→ AIM OF THE EXERCISE
Copy every line that holds "Public".
start SOURCE MATERIAL
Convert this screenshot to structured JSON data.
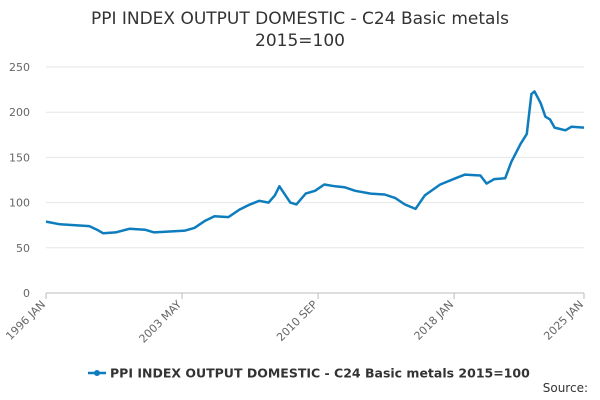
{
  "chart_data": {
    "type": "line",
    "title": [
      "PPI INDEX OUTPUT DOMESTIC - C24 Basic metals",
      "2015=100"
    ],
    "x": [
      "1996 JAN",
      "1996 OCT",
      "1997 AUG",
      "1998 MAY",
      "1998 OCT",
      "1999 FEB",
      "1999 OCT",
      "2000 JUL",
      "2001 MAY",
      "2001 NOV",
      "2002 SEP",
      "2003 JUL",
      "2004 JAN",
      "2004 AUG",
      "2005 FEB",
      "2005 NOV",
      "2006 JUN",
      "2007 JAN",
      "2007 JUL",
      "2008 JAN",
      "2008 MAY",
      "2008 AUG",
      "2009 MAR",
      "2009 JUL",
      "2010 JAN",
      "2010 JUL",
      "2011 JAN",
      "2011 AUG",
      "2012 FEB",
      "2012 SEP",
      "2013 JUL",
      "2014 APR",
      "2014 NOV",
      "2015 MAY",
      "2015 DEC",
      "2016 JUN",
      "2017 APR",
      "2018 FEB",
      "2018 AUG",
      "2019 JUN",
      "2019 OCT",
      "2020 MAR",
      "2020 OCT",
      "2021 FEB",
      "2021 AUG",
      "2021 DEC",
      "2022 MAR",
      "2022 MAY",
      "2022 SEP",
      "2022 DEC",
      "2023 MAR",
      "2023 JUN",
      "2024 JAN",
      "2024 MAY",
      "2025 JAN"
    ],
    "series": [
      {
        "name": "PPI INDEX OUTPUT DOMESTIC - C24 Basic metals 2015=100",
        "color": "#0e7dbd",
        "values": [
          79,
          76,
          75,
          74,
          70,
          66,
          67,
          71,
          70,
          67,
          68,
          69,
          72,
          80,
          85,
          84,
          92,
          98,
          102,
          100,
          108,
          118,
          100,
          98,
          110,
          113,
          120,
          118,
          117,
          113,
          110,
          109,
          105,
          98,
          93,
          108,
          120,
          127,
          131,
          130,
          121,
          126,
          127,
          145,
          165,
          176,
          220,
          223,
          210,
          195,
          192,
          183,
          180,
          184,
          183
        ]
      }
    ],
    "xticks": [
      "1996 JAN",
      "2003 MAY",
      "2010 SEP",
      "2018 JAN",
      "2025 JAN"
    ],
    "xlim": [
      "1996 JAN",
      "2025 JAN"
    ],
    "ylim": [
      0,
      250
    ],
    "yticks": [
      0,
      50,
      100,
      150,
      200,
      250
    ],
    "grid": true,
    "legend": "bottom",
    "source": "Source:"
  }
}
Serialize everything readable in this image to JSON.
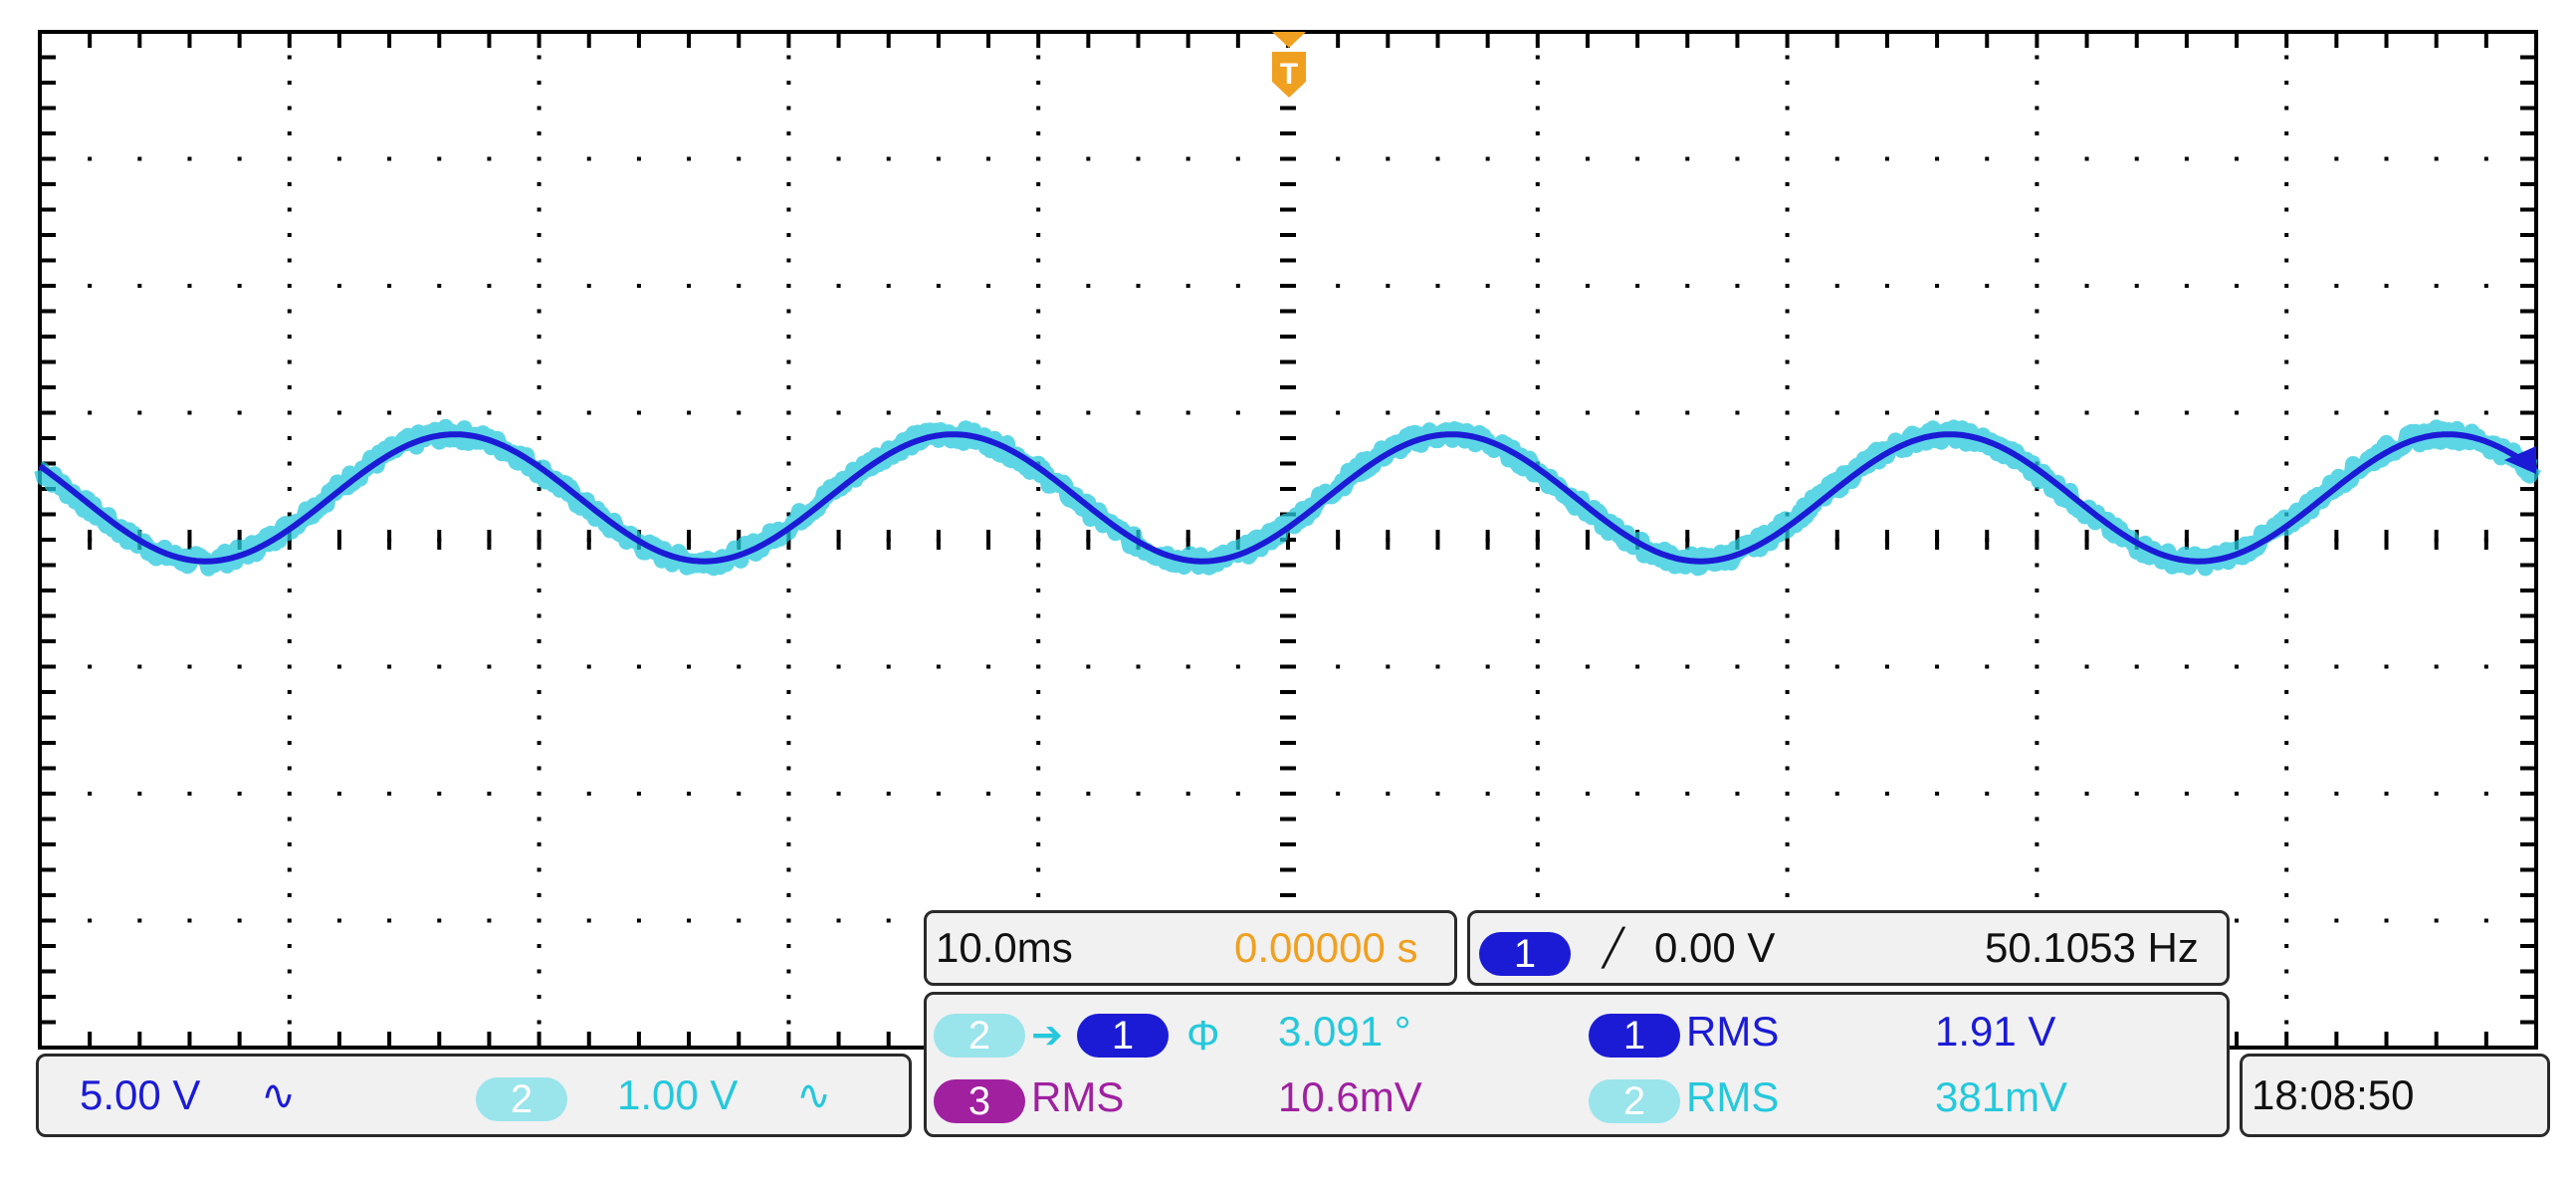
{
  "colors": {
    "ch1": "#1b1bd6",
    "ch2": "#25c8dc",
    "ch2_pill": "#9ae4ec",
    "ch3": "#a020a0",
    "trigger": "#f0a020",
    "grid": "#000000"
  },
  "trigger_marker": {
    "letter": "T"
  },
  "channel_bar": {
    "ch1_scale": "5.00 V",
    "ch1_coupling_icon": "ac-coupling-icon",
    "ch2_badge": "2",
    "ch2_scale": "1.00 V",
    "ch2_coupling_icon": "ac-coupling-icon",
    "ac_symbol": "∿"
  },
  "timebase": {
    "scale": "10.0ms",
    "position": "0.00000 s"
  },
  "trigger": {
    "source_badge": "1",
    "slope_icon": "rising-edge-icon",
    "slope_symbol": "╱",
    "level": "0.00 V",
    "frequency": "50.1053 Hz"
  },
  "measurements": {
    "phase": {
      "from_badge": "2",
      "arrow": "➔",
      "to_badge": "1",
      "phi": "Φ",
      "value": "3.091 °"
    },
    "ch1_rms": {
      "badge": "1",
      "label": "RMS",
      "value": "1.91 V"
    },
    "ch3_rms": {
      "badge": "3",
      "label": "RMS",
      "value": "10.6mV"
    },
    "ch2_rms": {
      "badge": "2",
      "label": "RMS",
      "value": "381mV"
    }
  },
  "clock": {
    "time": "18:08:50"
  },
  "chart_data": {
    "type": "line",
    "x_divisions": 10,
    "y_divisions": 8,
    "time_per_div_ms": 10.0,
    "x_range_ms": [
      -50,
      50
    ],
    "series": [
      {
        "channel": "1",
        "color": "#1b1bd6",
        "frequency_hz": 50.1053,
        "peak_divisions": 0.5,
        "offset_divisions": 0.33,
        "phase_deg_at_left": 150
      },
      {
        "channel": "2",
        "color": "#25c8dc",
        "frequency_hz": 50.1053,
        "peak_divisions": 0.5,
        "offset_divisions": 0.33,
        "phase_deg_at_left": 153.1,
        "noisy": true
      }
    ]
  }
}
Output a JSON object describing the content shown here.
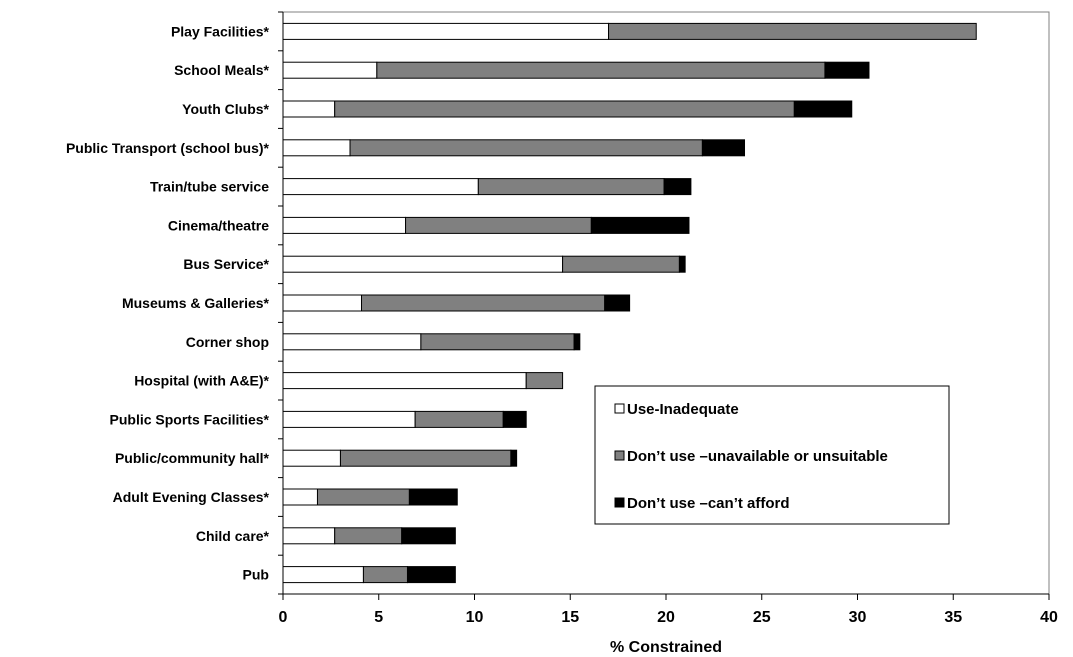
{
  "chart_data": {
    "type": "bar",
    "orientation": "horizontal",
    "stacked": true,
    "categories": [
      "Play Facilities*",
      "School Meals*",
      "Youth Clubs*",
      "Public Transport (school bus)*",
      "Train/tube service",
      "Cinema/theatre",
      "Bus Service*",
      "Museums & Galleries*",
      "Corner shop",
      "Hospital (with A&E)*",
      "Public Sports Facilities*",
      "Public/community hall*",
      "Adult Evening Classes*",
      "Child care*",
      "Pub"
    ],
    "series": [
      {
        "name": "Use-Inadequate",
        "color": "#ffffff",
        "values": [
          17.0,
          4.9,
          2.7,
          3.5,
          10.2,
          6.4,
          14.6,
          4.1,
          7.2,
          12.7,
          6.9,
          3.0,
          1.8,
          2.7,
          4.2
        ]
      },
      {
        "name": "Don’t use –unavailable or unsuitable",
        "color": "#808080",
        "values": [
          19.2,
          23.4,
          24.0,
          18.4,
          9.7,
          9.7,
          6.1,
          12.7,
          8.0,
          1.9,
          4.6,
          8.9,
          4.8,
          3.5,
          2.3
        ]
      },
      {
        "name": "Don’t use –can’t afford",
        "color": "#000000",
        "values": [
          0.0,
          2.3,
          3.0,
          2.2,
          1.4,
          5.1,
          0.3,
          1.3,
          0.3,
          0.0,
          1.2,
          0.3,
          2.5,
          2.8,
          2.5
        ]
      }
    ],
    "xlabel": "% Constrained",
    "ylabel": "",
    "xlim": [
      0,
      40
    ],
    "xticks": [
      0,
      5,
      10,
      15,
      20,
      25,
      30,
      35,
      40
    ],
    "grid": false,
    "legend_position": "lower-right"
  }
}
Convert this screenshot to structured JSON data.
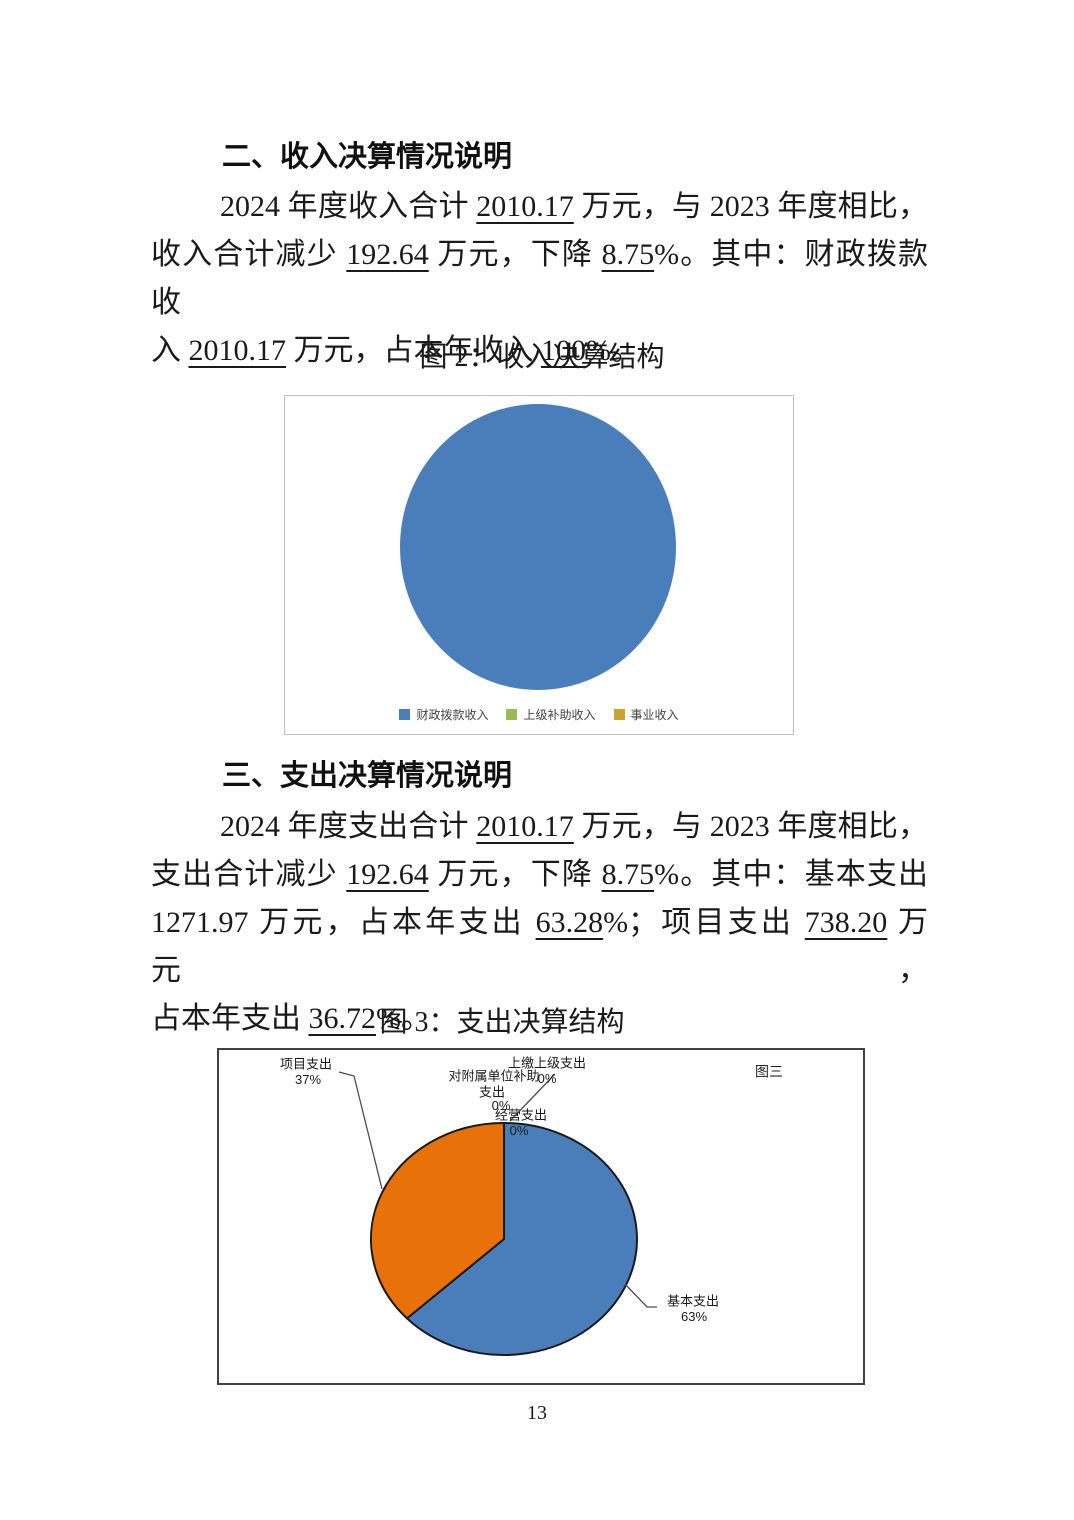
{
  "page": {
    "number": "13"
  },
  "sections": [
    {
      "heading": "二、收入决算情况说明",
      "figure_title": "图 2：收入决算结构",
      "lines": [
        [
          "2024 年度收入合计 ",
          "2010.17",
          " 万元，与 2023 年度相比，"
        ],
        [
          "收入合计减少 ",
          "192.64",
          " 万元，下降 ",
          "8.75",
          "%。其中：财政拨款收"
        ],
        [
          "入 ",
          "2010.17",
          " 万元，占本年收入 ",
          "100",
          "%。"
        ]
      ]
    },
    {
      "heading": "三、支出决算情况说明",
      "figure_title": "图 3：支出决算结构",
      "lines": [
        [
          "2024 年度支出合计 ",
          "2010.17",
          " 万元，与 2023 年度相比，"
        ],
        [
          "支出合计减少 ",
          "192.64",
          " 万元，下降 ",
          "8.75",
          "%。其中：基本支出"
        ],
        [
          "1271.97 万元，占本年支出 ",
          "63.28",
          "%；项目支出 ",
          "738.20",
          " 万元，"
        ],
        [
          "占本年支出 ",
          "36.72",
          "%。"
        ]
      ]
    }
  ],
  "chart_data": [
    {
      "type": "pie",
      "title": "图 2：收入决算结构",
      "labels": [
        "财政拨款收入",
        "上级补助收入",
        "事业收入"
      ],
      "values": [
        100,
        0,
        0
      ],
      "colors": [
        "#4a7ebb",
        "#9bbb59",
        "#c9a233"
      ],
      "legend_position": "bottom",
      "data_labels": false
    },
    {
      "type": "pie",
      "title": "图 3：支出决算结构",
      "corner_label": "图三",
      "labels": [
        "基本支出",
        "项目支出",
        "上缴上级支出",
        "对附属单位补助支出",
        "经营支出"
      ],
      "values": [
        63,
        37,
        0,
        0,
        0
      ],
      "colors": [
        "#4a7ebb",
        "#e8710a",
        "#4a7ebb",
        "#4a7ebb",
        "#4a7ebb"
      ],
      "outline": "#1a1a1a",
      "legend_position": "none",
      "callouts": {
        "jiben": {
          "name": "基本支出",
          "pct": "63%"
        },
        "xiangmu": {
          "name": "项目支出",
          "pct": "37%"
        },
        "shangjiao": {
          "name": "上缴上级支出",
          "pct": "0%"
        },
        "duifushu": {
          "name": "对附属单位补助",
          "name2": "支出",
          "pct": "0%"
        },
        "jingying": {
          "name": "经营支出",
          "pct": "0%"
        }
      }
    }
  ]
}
end SOURCE MATERIAL
→ EXERCISE OUTPUT
      "Public Transport (school bus)*",
      "Public Sports Facilities*",
      "Public/community hall*",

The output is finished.